SELECTED TEXT
────────────────

Skip to content

Releases: Devsh-Graphics-Programming/Nabla

v0.7.1-alpha1

18 Aug 14:18
69c0561
Compare
Choose a tag to compare
v0.7.1-alpha1 Pre-release
Pre-release

What's Changed

New Features

  • Github CI now tests Examples which are not added with EXCLUDE_FROM_ALL to the meta-example project
  • IGeometry, IPolygonGeometry classes
  • Polygon Geometry can be used with Asset Converter from day one
  • CGeometryCreator making basic geometries like cubes, cones, disks, etc.
  • IGeometryLoader base class (Mesh loaders are back!)
  • PLY Geometry Loader
  • Mitsuba Serialized Geometry Loader
  • CAD Example can now do Digital Terrain Models and display isolines and heightshading on tringular and grid meshes
  • Precompile your Shaders to SPIR-V using NSC (with all our STL headers) and also as a CMake command!
  • Precompile Shader Permutations with different JSON generated Device Capability Traits (we also have C++ autogen utilities that let you resolve the keys to them depending on device capabilities)

────────────────

MATERIAL
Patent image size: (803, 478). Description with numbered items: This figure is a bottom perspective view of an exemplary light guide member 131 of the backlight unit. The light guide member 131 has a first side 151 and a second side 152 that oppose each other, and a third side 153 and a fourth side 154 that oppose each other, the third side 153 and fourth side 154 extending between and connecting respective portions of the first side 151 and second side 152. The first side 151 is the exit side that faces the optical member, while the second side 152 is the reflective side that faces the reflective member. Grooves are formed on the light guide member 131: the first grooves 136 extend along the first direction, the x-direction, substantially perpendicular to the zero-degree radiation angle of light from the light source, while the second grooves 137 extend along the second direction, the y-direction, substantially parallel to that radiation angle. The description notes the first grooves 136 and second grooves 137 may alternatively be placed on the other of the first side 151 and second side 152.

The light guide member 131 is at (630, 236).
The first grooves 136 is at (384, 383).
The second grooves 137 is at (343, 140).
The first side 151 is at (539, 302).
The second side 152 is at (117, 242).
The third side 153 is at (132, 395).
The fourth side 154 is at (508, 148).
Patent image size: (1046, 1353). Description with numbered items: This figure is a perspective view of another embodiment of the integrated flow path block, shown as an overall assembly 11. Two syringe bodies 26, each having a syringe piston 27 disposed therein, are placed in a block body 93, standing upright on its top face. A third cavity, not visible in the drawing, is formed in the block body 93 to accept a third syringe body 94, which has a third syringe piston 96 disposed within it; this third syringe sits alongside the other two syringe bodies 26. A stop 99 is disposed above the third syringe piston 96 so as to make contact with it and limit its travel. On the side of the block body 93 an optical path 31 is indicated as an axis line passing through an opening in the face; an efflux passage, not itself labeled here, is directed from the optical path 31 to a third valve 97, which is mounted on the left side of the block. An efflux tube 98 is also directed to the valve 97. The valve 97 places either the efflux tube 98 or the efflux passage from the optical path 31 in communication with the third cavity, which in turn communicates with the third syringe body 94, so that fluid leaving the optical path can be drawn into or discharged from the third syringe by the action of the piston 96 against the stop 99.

────────────────

TASK LIST
a) Name the basic geometries that the Nabla release notes give as examples of what CGeometryCreator makes.
b) Using the Nabla release notes, decide whether each statement is true, and back each yes or no with a quotation: (i) the release is marked as a pre-release; (ii) Github CI tests the Examples that are added with EXCLUDE_FROM_ALL; (iii) the CAD Example can display isolines.
c) Retype the stretch of the Nabla release notes from "What's Changed" through "loaders are back!)".

SOLUTION SET
a)
- cubes
- cones
- disks

b)
(i) Yes: "v0.7.1-alpha1 Pre-release"
(ii) No: "Github CI now tests Examples which are not added with EXCLUDE_FROM_ALL to the meta-example project"
(iii) Yes: "display isolines and heightshading"

c)
What's Changed

New Features

  • Github CI now tests Examples which are not added with EXCLUDE_FROM_ALL to the meta-example project
  • IGeometry, IPolygonGeometry classes
  • Polygon Geometry can be used with Asset Converter from day one
  • CGeometryCreator making basic geometries like cubes, cones, disks, etc.
  • IGeometryLoader base class (Mesh loaders are back!)